#### [Exercise aim]
Check every line of the entries for "information", and copy the lines that hold it.

#### [Material for this task]
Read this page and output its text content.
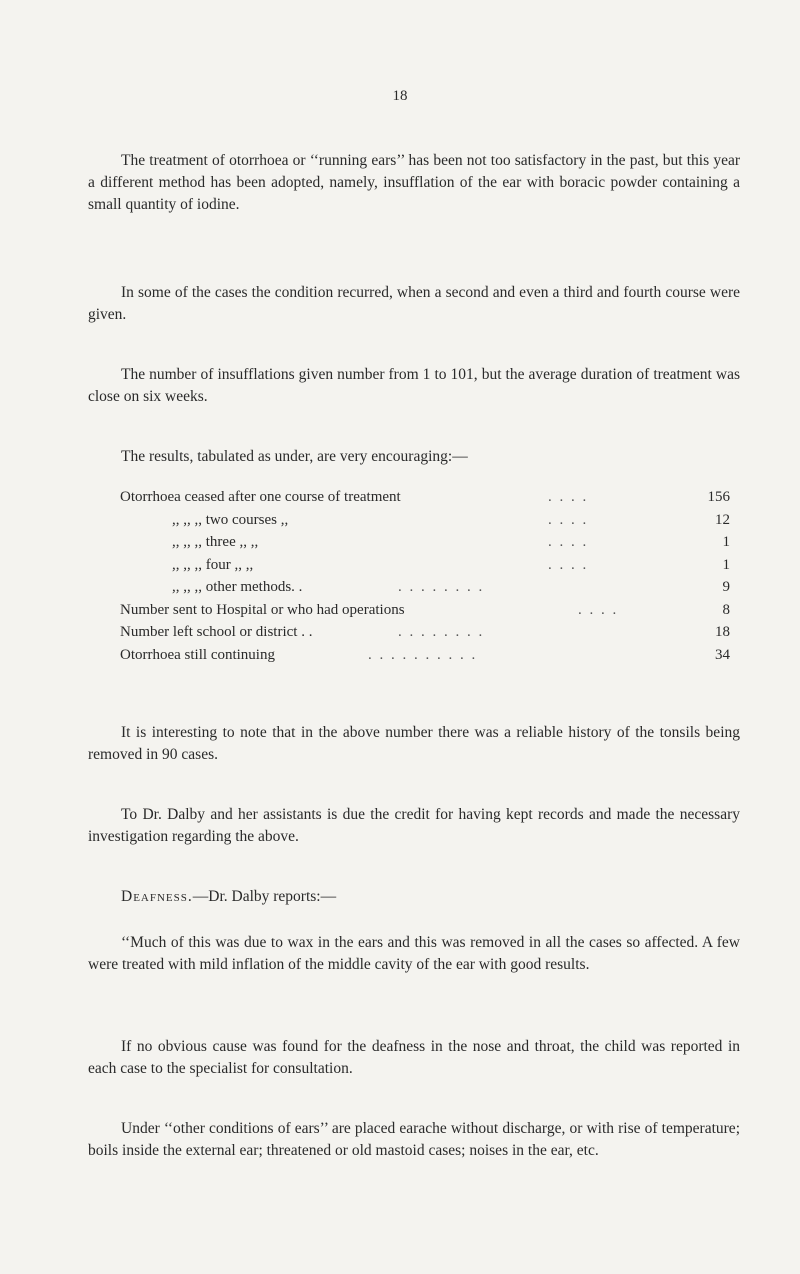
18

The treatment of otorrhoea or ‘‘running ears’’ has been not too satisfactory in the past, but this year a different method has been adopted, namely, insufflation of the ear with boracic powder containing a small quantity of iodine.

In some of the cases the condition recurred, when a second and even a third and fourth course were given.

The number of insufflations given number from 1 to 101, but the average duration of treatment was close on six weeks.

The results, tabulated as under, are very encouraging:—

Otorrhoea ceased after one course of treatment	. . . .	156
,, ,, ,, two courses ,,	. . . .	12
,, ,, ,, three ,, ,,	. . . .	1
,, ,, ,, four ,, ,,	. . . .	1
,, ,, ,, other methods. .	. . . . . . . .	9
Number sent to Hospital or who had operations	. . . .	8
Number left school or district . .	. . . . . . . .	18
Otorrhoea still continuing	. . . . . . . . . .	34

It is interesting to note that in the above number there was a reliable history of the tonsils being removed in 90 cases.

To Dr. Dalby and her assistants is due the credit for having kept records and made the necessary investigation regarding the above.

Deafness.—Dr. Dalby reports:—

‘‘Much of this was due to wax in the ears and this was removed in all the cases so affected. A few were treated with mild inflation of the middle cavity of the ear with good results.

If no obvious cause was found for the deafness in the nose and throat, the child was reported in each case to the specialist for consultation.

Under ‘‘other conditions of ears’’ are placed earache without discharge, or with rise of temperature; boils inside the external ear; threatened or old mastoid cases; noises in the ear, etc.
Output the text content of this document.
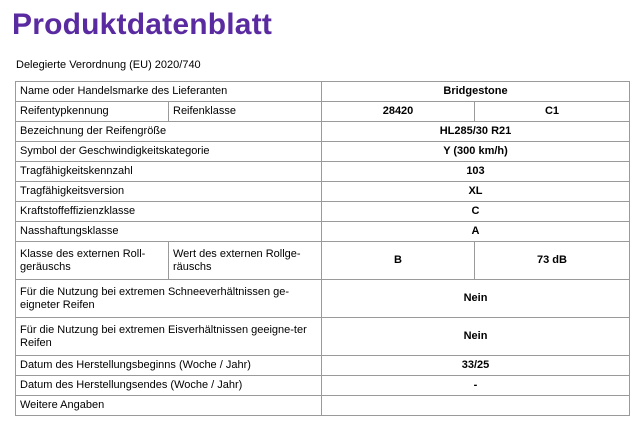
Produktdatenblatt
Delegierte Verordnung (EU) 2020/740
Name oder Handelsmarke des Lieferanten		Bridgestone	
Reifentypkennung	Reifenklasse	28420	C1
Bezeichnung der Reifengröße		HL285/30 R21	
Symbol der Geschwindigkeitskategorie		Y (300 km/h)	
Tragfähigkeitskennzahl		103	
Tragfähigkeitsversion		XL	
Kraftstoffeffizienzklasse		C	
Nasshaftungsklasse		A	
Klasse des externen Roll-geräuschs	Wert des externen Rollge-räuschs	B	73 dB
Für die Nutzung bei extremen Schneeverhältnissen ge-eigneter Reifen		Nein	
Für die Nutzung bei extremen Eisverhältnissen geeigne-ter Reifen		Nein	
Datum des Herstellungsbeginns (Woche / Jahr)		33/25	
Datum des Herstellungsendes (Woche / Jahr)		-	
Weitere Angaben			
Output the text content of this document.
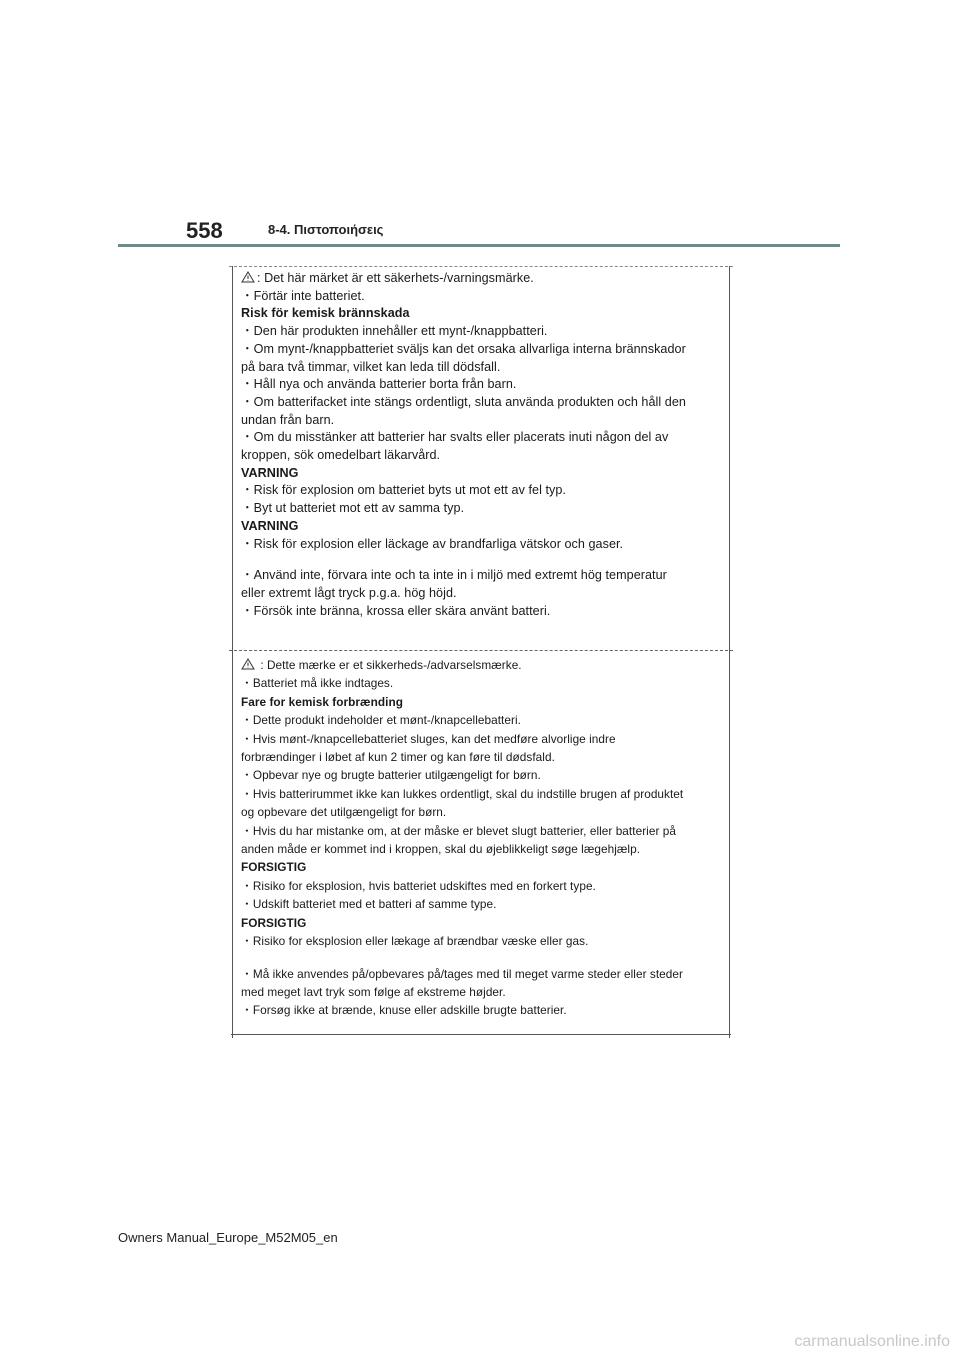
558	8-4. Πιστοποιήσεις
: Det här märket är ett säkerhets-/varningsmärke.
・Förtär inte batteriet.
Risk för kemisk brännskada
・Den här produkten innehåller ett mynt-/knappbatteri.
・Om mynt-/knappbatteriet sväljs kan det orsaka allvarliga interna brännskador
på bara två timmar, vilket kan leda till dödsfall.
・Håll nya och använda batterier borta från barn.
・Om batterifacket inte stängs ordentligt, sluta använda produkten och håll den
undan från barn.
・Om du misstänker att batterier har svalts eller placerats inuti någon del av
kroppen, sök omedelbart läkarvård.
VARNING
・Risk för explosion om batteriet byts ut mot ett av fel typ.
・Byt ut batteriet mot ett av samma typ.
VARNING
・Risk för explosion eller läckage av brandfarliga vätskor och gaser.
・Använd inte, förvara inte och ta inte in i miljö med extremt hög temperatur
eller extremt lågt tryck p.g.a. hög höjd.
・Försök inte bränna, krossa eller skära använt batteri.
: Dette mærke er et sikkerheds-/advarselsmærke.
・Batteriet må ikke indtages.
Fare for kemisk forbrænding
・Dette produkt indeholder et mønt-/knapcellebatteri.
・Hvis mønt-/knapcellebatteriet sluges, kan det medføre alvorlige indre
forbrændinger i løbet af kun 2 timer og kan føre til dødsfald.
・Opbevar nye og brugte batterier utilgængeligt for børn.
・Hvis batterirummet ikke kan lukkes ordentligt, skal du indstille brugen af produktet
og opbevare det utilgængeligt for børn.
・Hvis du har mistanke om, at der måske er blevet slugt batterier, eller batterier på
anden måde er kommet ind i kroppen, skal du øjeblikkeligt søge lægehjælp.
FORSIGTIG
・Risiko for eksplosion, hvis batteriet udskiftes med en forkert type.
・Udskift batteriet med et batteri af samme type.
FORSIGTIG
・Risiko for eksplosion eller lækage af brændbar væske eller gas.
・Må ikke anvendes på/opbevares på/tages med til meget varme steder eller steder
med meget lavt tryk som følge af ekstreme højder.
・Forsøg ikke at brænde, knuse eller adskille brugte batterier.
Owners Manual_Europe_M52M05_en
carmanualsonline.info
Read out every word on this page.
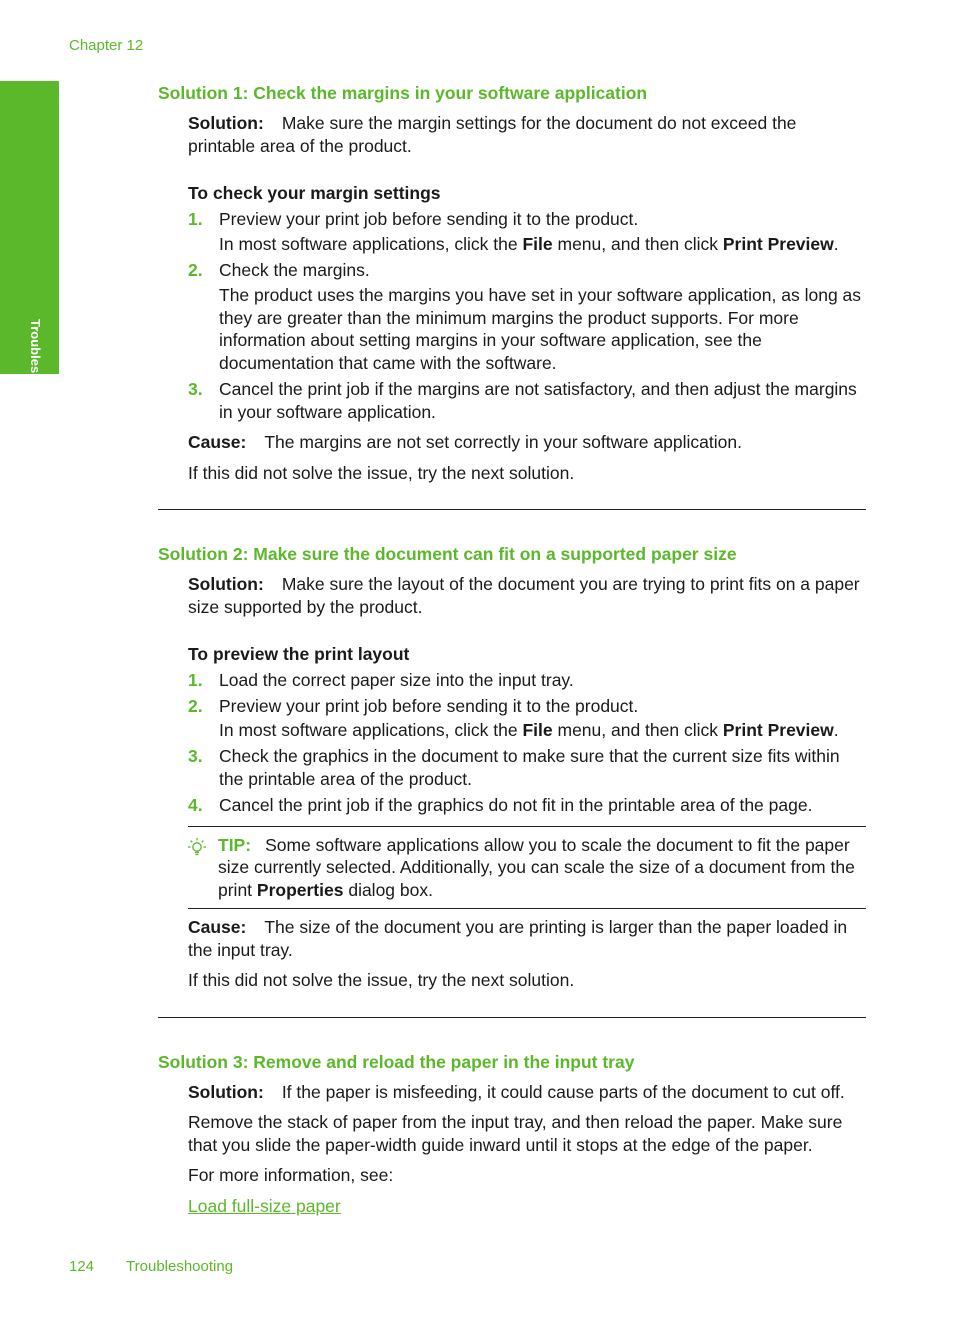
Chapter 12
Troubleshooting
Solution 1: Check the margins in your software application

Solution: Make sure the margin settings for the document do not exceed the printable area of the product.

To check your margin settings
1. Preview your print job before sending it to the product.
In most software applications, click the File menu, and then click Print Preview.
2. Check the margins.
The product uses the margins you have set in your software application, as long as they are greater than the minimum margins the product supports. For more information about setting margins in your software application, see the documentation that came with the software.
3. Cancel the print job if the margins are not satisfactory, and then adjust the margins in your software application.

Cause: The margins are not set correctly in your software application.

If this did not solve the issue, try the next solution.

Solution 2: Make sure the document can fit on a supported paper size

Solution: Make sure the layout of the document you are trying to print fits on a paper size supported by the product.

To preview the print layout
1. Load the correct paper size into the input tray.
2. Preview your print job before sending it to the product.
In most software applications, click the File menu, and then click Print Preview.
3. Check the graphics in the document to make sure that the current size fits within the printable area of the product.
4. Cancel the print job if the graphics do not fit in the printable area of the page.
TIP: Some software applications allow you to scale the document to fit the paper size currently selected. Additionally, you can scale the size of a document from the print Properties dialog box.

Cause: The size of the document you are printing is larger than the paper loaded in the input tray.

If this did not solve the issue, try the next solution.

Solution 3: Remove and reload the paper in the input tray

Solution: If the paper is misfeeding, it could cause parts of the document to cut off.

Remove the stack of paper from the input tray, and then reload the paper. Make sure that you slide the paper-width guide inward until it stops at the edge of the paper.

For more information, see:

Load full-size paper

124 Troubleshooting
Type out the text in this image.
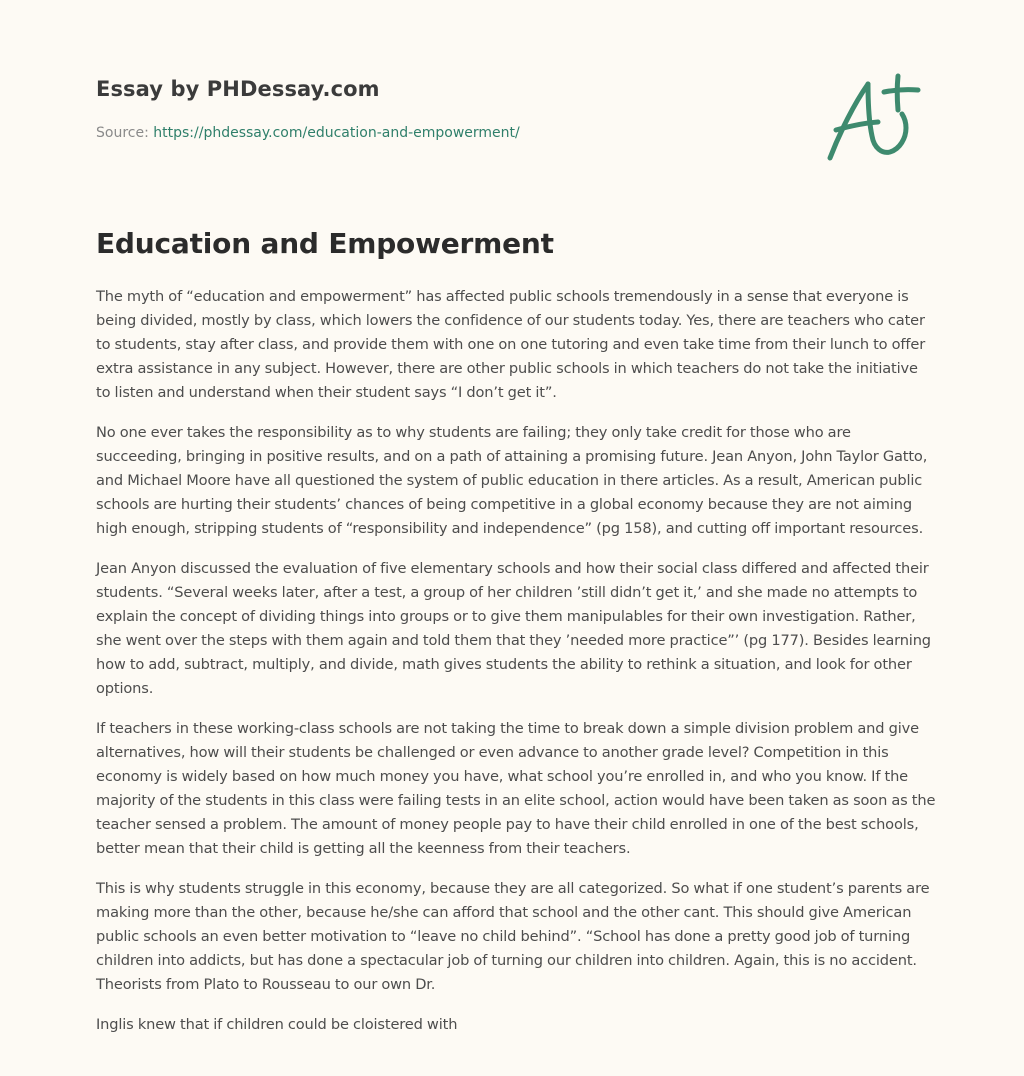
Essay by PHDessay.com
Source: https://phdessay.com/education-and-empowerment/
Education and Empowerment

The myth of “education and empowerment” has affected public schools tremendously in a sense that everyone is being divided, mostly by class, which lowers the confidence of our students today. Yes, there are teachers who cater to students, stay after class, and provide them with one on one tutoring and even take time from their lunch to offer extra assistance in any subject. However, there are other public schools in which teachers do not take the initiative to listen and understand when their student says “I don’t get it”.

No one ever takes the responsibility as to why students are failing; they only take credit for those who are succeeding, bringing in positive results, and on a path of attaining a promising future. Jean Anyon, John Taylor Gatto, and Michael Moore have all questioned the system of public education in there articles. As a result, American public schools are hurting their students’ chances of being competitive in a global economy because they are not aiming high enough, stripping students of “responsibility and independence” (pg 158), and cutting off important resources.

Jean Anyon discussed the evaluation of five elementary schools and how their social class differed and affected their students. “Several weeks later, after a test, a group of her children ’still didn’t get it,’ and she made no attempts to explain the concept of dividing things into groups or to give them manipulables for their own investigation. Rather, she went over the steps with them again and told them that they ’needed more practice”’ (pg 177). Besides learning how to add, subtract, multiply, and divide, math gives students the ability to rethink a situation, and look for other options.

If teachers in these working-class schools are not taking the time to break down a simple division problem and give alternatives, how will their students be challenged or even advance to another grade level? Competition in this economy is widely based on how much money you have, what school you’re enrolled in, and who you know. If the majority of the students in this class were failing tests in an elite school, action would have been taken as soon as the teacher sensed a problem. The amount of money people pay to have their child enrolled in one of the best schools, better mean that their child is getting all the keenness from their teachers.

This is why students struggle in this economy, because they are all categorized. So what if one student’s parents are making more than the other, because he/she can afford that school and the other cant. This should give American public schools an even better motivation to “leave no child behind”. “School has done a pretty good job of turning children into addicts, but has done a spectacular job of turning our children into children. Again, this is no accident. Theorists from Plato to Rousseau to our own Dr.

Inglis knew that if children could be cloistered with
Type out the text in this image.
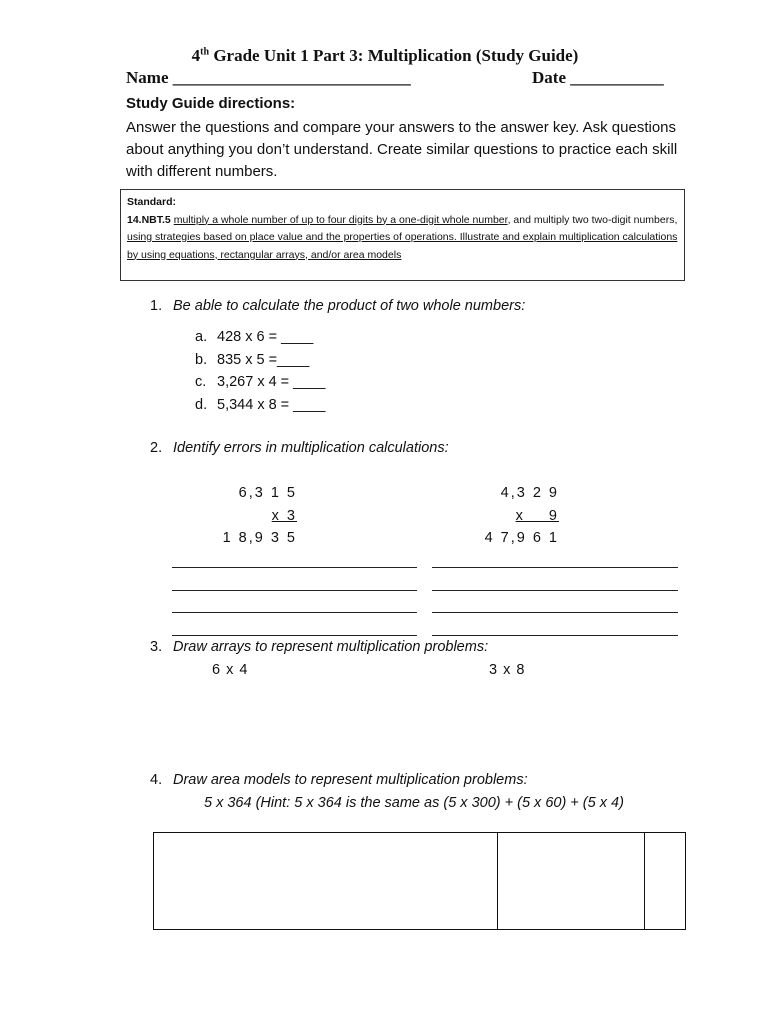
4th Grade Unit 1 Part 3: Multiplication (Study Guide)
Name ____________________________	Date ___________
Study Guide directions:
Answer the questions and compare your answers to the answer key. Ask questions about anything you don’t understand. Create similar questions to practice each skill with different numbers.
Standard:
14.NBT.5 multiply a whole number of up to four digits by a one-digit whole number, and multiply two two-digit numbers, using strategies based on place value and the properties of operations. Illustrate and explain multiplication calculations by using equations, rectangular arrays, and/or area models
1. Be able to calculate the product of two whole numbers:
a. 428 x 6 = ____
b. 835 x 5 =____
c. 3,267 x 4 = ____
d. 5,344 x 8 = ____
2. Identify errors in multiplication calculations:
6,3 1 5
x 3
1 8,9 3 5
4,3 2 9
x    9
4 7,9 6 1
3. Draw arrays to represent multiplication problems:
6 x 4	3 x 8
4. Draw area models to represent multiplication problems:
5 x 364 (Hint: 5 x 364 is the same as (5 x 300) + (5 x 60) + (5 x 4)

#### [The answer]
The product uses the margins you have set in your software application, as long as they are greater than the minimum margins the product supports. For more information about setting margins in your software application, see the documentation that came with the software.
For more information, see:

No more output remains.